Data supplied:
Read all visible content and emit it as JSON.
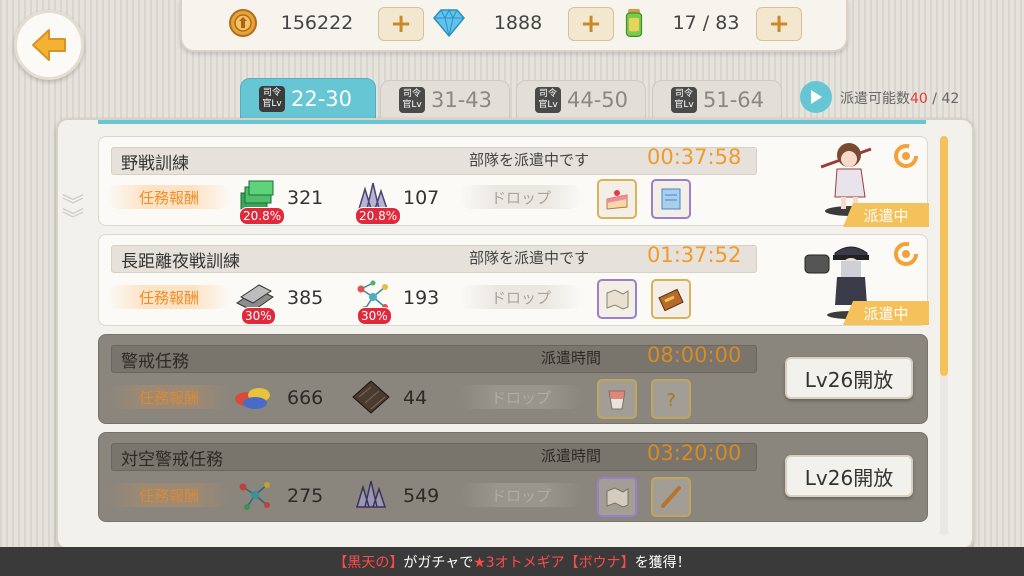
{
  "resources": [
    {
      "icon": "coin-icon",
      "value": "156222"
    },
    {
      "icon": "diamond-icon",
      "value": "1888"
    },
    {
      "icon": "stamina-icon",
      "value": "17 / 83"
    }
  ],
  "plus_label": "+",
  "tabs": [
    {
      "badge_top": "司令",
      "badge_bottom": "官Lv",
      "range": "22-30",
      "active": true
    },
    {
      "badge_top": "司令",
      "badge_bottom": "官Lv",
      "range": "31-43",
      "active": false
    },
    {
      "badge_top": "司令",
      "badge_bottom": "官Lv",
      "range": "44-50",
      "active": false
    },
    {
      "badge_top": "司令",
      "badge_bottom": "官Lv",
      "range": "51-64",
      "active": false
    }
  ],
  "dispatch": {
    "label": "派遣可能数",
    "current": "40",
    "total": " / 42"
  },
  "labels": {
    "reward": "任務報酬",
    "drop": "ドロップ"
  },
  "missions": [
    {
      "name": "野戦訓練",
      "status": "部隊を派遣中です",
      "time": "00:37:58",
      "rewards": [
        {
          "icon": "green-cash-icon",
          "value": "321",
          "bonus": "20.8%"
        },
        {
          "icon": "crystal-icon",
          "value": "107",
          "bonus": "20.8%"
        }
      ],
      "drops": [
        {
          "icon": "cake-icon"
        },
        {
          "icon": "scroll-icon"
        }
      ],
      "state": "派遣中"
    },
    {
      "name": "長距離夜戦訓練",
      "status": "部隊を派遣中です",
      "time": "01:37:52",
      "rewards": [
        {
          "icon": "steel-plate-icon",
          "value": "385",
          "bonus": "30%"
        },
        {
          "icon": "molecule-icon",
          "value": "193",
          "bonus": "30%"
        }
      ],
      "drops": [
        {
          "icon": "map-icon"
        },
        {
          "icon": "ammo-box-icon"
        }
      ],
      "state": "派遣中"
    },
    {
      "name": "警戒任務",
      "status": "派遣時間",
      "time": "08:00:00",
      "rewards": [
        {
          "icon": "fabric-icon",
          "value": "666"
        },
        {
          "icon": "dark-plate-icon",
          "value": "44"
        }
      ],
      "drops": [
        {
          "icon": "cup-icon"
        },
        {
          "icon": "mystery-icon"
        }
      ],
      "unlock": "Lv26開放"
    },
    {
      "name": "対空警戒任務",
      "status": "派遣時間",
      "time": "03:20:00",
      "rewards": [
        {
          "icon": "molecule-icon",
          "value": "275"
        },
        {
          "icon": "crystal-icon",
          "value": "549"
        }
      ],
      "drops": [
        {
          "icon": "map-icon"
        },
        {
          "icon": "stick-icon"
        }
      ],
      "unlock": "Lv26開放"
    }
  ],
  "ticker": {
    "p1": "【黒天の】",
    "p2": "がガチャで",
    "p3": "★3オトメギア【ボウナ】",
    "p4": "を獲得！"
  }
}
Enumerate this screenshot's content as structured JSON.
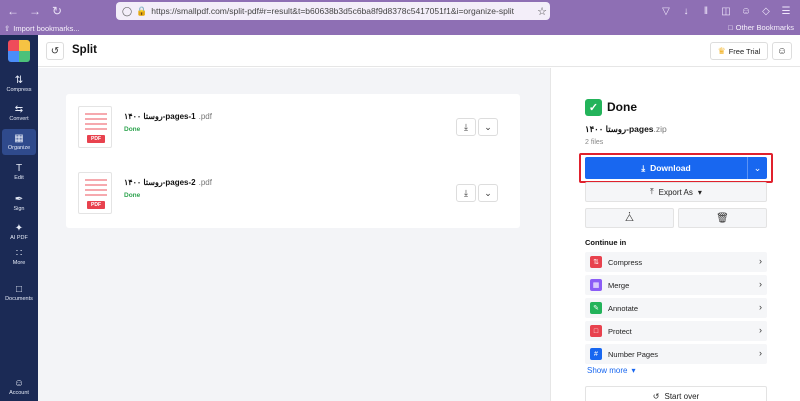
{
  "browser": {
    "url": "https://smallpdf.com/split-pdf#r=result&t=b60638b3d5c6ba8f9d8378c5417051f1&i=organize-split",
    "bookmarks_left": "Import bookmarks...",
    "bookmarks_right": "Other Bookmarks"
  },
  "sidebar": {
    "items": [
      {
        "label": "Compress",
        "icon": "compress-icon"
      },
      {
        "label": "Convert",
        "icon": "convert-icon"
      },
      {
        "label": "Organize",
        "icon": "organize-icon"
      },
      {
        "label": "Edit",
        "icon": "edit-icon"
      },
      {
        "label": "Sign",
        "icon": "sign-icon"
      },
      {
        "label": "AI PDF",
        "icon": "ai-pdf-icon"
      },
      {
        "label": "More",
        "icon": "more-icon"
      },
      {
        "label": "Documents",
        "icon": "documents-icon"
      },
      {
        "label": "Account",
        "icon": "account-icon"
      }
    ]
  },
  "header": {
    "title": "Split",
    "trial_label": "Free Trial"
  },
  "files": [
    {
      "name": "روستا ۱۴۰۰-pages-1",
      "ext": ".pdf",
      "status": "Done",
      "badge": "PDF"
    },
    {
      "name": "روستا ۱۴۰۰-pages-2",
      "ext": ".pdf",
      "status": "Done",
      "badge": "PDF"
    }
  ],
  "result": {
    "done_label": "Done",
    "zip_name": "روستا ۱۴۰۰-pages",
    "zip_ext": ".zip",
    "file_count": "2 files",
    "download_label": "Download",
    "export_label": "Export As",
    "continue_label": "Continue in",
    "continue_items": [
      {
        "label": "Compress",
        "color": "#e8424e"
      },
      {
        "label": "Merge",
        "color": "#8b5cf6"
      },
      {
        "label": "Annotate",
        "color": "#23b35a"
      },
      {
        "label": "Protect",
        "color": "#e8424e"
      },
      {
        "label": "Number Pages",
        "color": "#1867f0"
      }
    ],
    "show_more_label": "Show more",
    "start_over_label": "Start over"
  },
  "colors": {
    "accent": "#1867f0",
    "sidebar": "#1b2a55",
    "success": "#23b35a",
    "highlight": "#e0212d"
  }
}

Description of the task: Leave the pictures out and reproduce each record exactly as written.

Result for this exercise:
Read all visible content and emit it as JSON.
{
  "resources": [
    {
      "icon": "coin-icon",
      "value": "156222"
    },
    {
      "icon": "diamond-icon",
      "value": "1888"
    },
    {
      "icon": "stamina-icon",
      "value": "17 / 83"
    }
  ],
  "plus_label": "+",
  "tabs": [
    {
      "badge_top": "司令",
      "badge_bottom": "官Lv",
      "range": "22-30",
      "active": true
    },
    {
      "badge_top": "司令",
      "badge_bottom": "官Lv",
      "range": "31-43",
      "active": false
    },
    {
      "badge_top": "司令",
      "badge_bottom": "官Lv",
      "range": "44-50",
      "active": false
    },
    {
      "badge_top": "司令",
      "badge_bottom": "官Lv",
      "range": "51-64",
      "active": false
    }
  ],
  "dispatch": {
    "label": "派遣可能数",
    "current": "40",
    "total": " / 42"
  },
  "labels": {
    "reward": "任務報酬",
    "drop": "ドロップ"
  },
  "missions": [
    {
      "name": "野戦訓練",
      "status": "部隊を派遣中です",
      "time": "00:37:58",
      "rewards": [
        {
          "icon": "green-cash-icon",
          "value": "321",
          "bonus": "20.8%"
        },
        {
          "icon": "crystal-icon",
          "value": "107",
          "bonus": "20.8%"
        }
      ],
      "drops": [
        {
          "icon": "cake-icon"
        },
        {
          "icon": "scroll-icon"
        }
      ],
      "state": "派遣中"
    },
    {
      "name": "長距離夜戦訓練",
      "status": "部隊を派遣中です",
      "time": "01:37:52",
      "rewards": [
        {
          "icon": "steel-plate-icon",
          "value": "385",
          "bonus": "30%"
        },
        {
          "icon": "molecule-icon",
          "value": "193",
          "bonus": "30%"
        }
      ],
      "drops": [
        {
          "icon": "map-icon"
        },
        {
          "icon": "ammo-box-icon"
        }
      ],
      "state": "派遣中"
    },
    {
      "name": "警戒任務",
      "status": "派遣時間",
      "time": "08:00:00",
      "rewards": [
        {
          "icon": "fabric-icon",
          "value": "666"
        },
        {
          "icon": "dark-plate-icon",
          "value": "44"
        }
      ],
      "drops": [
        {
          "icon": "cup-icon"
        },
        {
          "icon": "mystery-icon"
        }
      ],
      "unlock": "Lv26開放"
    },
    {
      "name": "対空警戒任務",
      "status": "派遣時間",
      "time": "03:20:00",
      "rewards": [
        {
          "icon": "molecule-icon",
          "value": "275"
        },
        {
          "icon": "crystal-icon",
          "value": "549"
        }
      ],
      "drops": [
        {
          "icon": "map-icon"
        },
        {
          "icon": "stick-icon"
        }
      ],
      "unlock": "Lv26開放"
    }
  ],
  "ticker": {
    "p1": "【黒天の】",
    "p2": "がガチャで",
    "p3": "★3オトメギア【ボウナ】",
    "p4": "を獲得！"
  }
}
Enumerate this screenshot's content as structured JSON.
{
  "browser": {
    "url": "https://smallpdf.com/split-pdf#r=result&t=b60638b3d5c6ba8f9d8378c5417051f1&i=organize-split",
    "bookmarks_left": "Import bookmarks...",
    "bookmarks_right": "Other Bookmarks"
  },
  "sidebar": {
    "items": [
      {
        "label": "Compress",
        "icon": "compress-icon"
      },
      {
        "label": "Convert",
        "icon": "convert-icon"
      },
      {
        "label": "Organize",
        "icon": "organize-icon"
      },
      {
        "label": "Edit",
        "icon": "edit-icon"
      },
      {
        "label": "Sign",
        "icon": "sign-icon"
      },
      {
        "label": "AI PDF",
        "icon": "ai-pdf-icon"
      },
      {
        "label": "More",
        "icon": "more-icon"
      },
      {
        "label": "Documents",
        "icon": "documents-icon"
      },
      {
        "label": "Account",
        "icon": "account-icon"
      }
    ]
  },
  "header": {
    "title": "Split",
    "trial_label": "Free Trial"
  },
  "files": [
    {
      "name": "روستا ۱۴۰۰-pages-1",
      "ext": ".pdf",
      "status": "Done",
      "badge": "PDF"
    },
    {
      "name": "روستا ۱۴۰۰-pages-2",
      "ext": ".pdf",
      "status": "Done",
      "badge": "PDF"
    }
  ],
  "result": {
    "done_label": "Done",
    "zip_name": "روستا ۱۴۰۰-pages",
    "zip_ext": ".zip",
    "file_count": "2 files",
    "download_label": "Download",
    "export_label": "Export As",
    "continue_label": "Continue in",
    "continue_items": [
      {
        "label": "Compress",
        "color": "#e8424e"
      },
      {
        "label": "Merge",
        "color": "#8b5cf6"
      },
      {
        "label": "Annotate",
        "color": "#23b35a"
      },
      {
        "label": "Protect",
        "color": "#e8424e"
      },
      {
        "label": "Number Pages",
        "color": "#1867f0"
      }
    ],
    "show_more_label": "Show more",
    "start_over_label": "Start over"
  },
  "colors": {
    "accent": "#1867f0",
    "sidebar": "#1b2a55",
    "success": "#23b35a",
    "highlight": "#e0212d"
  }
}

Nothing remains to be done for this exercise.